━━ Die Datensätze
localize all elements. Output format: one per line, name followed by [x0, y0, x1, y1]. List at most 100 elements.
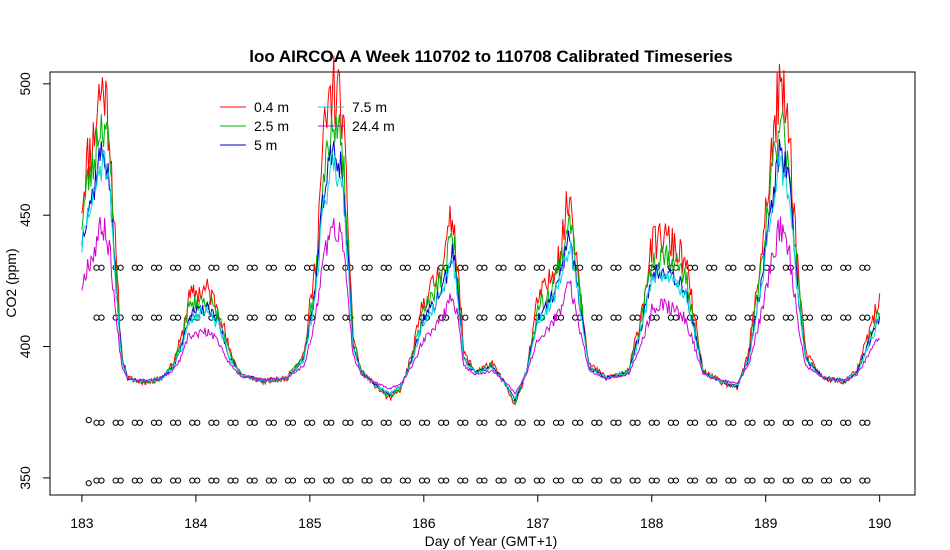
marker-point — [615, 314, 622, 321]
marker-point — [596, 477, 603, 484]
marker-point — [323, 419, 330, 426]
marker-point — [399, 314, 406, 321]
marker-point — [150, 477, 158, 484]
marker-point — [385, 264, 392, 271]
marker-point — [610, 419, 617, 426]
marker-point — [577, 419, 584, 426]
marker-point — [538, 477, 545, 484]
marker-point — [806, 264, 814, 271]
legend-label: 24.4 m — [352, 118, 395, 134]
marker-point — [533, 419, 540, 426]
marker-point — [686, 477, 694, 484]
marker-point — [194, 264, 201, 271]
marker-point — [150, 314, 158, 321]
marker-point — [845, 314, 852, 321]
marker-point — [495, 264, 502, 271]
marker-point — [423, 419, 431, 426]
marker-point — [208, 477, 215, 484]
marker-point — [801, 419, 809, 426]
marker-point — [174, 264, 182, 271]
marker-point — [399, 477, 406, 484]
legend-label: 2.5 m — [254, 118, 289, 134]
marker-point — [481, 264, 488, 271]
series-line — [81, 55, 881, 406]
marker-point — [93, 264, 100, 271]
series-lines — [81, 55, 881, 406]
marker-point — [404, 314, 411, 321]
marker-point — [615, 264, 622, 271]
marker-point — [347, 419, 354, 426]
marker-point — [289, 419, 297, 426]
marker-point — [519, 419, 526, 426]
marker-point — [572, 419, 579, 426]
x-tick-label: 186 — [412, 515, 436, 531]
legend-label: 7.5 m — [352, 99, 387, 115]
marker-point — [194, 477, 201, 484]
y-tick-label: 400 — [17, 335, 33, 359]
marker-point — [845, 419, 852, 426]
marker-point — [711, 264, 718, 271]
marker-point — [481, 314, 488, 321]
marker-point — [117, 477, 124, 484]
marker-point — [347, 264, 354, 271]
marker-point — [667, 477, 674, 484]
marker-point — [744, 419, 751, 426]
marker-point — [763, 419, 770, 426]
marker-point — [418, 419, 426, 426]
marker-point — [232, 477, 239, 484]
marker-point — [342, 477, 349, 484]
marker-point — [591, 264, 598, 271]
marker-point — [98, 419, 105, 426]
marker-point — [667, 314, 674, 321]
marker-point — [462, 419, 469, 426]
marker-point — [462, 264, 469, 271]
marker-point — [251, 477, 258, 484]
marker-point — [634, 419, 641, 426]
marker-point — [309, 477, 316, 484]
axis-ticks: 183 184 185 186 187 188 189 190 350 400 450 500 — [17, 72, 892, 531]
marker-point — [725, 264, 732, 271]
marker-point — [500, 264, 507, 271]
marker-point — [629, 477, 636, 484]
marker-point — [328, 477, 335, 484]
marker-point — [801, 477, 809, 484]
marker-point — [361, 419, 368, 426]
marker-point — [289, 264, 297, 271]
marker-point — [859, 419, 866, 426]
marker-point — [284, 477, 292, 484]
marker-point — [672, 419, 679, 426]
marker-point — [93, 314, 100, 321]
marker-point — [744, 477, 751, 484]
marker-point — [155, 419, 163, 426]
marker-point — [864, 419, 871, 426]
marker-point — [840, 264, 847, 271]
marker-point — [227, 419, 234, 426]
series-line — [81, 216, 881, 395]
marker-point — [385, 314, 392, 321]
marker-point — [500, 314, 507, 321]
chart-title: loo AIRCOA A Week 110702 to 110708 Calib… — [249, 47, 732, 66]
marker-point — [136, 314, 143, 321]
marker-point — [112, 419, 119, 426]
marker-point — [653, 314, 660, 321]
marker-point — [577, 477, 584, 484]
marker-point — [610, 264, 617, 271]
marker-point — [270, 419, 277, 426]
marker-point — [610, 314, 617, 321]
marker-point — [610, 477, 617, 484]
y-tick-label: 350 — [17, 466, 33, 490]
marker-point — [725, 477, 732, 484]
marker-point — [706, 419, 713, 426]
marker-point — [691, 419, 699, 426]
marker-point — [213, 264, 220, 271]
marker-point — [787, 419, 794, 426]
marker-point — [476, 477, 483, 484]
marker-point — [251, 314, 258, 321]
marker-point — [270, 264, 277, 271]
marker-point — [136, 477, 143, 484]
marker-point — [495, 477, 502, 484]
marker-point — [342, 314, 349, 321]
series-line — [81, 110, 881, 404]
marker-point — [136, 264, 143, 271]
marker-point — [782, 419, 789, 426]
━━━━
Aufgabenstellung:
Schreibe alle obigen Zeilen neu und ersetze dabei „legend-label“ überall durch „legend-text“, ohne sonst etwas zu ändern. Lass die Bilder in der Antwort weg.

Richtige Antwort:
localize all elements. Output format: one per line, name followed by [x0, y0, x1, y1]. List at most 100 elements.
marker-point — [615, 314, 622, 321]
marker-point — [596, 477, 603, 484]
marker-point — [323, 419, 330, 426]
marker-point — [399, 314, 406, 321]
marker-point — [150, 477, 158, 484]
marker-point — [385, 264, 392, 271]
marker-point — [610, 419, 617, 426]
marker-point — [577, 419, 584, 426]
marker-point — [538, 477, 545, 484]
marker-point — [806, 264, 814, 271]
legend-text: 24.4 m — [352, 118, 395, 134]
marker-point — [533, 419, 540, 426]
marker-point — [686, 477, 694, 484]
marker-point — [194, 264, 201, 271]
marker-point — [150, 314, 158, 321]
marker-point — [845, 314, 852, 321]
marker-point — [495, 264, 502, 271]
marker-point — [423, 419, 431, 426]
marker-point — [208, 477, 215, 484]
marker-point — [801, 419, 809, 426]
marker-point — [174, 264, 182, 271]
marker-point — [399, 477, 406, 484]
legend-text: 2.5 m — [254, 118, 289, 134]
marker-point — [481, 264, 488, 271]
series-line — [81, 55, 881, 406]
marker-point — [93, 264, 100, 271]
series-lines — [81, 55, 881, 406]
marker-point — [404, 314, 411, 321]
marker-point — [615, 264, 622, 271]
marker-point — [347, 419, 354, 426]
marker-point — [289, 419, 297, 426]
marker-point — [519, 419, 526, 426]
marker-point — [572, 419, 579, 426]
x-tick-label: 186 — [412, 515, 436, 531]
legend-text: 7.5 m — [352, 99, 387, 115]
marker-point — [194, 477, 201, 484]
y-tick-label: 400 — [17, 335, 33, 359]
marker-point — [845, 419, 852, 426]
marker-point — [711, 264, 718, 271]
marker-point — [481, 314, 488, 321]
marker-point — [117, 477, 124, 484]
marker-point — [347, 264, 354, 271]
marker-point — [667, 477, 674, 484]
marker-point — [744, 419, 751, 426]
marker-point — [763, 419, 770, 426]
marker-point — [418, 419, 426, 426]
marker-point — [232, 477, 239, 484]
marker-point — [342, 477, 349, 484]
marker-point — [591, 264, 598, 271]
marker-point — [98, 419, 105, 426]
marker-point — [667, 314, 674, 321]
marker-point — [462, 419, 469, 426]
marker-point — [462, 264, 469, 271]
marker-point — [251, 477, 258, 484]
marker-point — [634, 419, 641, 426]
marker-point — [309, 477, 316, 484]
axis-ticks: 183 184 185 186 187 188 189 190 350 400 450 500 — [17, 72, 892, 531]
marker-point — [725, 264, 732, 271]
marker-point — [500, 264, 507, 271]
marker-point — [629, 477, 636, 484]
marker-point — [328, 477, 335, 484]
marker-point — [801, 477, 809, 484]
marker-point — [361, 419, 368, 426]
marker-point — [289, 264, 297, 271]
marker-point — [859, 419, 866, 426]
marker-point — [284, 477, 292, 484]
marker-point — [672, 419, 679, 426]
marker-point — [93, 314, 100, 321]
marker-point — [744, 477, 751, 484]
marker-point — [155, 419, 163, 426]
marker-point — [864, 419, 871, 426]
marker-point — [840, 264, 847, 271]
marker-point — [227, 419, 234, 426]
series-line — [81, 216, 881, 395]
marker-point — [385, 314, 392, 321]
marker-point — [500, 314, 507, 321]
chart-title: loo AIRCOA A Week 110702 to 110708 Calib… — [249, 47, 732, 66]
marker-point — [136, 314, 143, 321]
marker-point — [112, 419, 119, 426]
marker-point — [653, 314, 660, 321]
marker-point — [577, 477, 584, 484]
marker-point — [610, 264, 617, 271]
marker-point — [270, 419, 277, 426]
marker-point — [610, 314, 617, 321]
marker-point — [610, 477, 617, 484]
y-tick-label: 350 — [17, 466, 33, 490]
marker-point — [725, 477, 732, 484]
marker-point — [706, 419, 713, 426]
marker-point — [691, 419, 699, 426]
marker-point — [213, 264, 220, 271]
marker-point — [787, 419, 794, 426]
marker-point — [476, 477, 483, 484]
marker-point — [251, 314, 258, 321]
marker-point — [270, 264, 277, 271]
marker-point — [136, 477, 143, 484]
marker-point — [495, 477, 502, 484]
marker-point — [342, 314, 349, 321]
series-line — [81, 110, 881, 404]
marker-point — [136, 264, 143, 271]
marker-point — [782, 419, 789, 426]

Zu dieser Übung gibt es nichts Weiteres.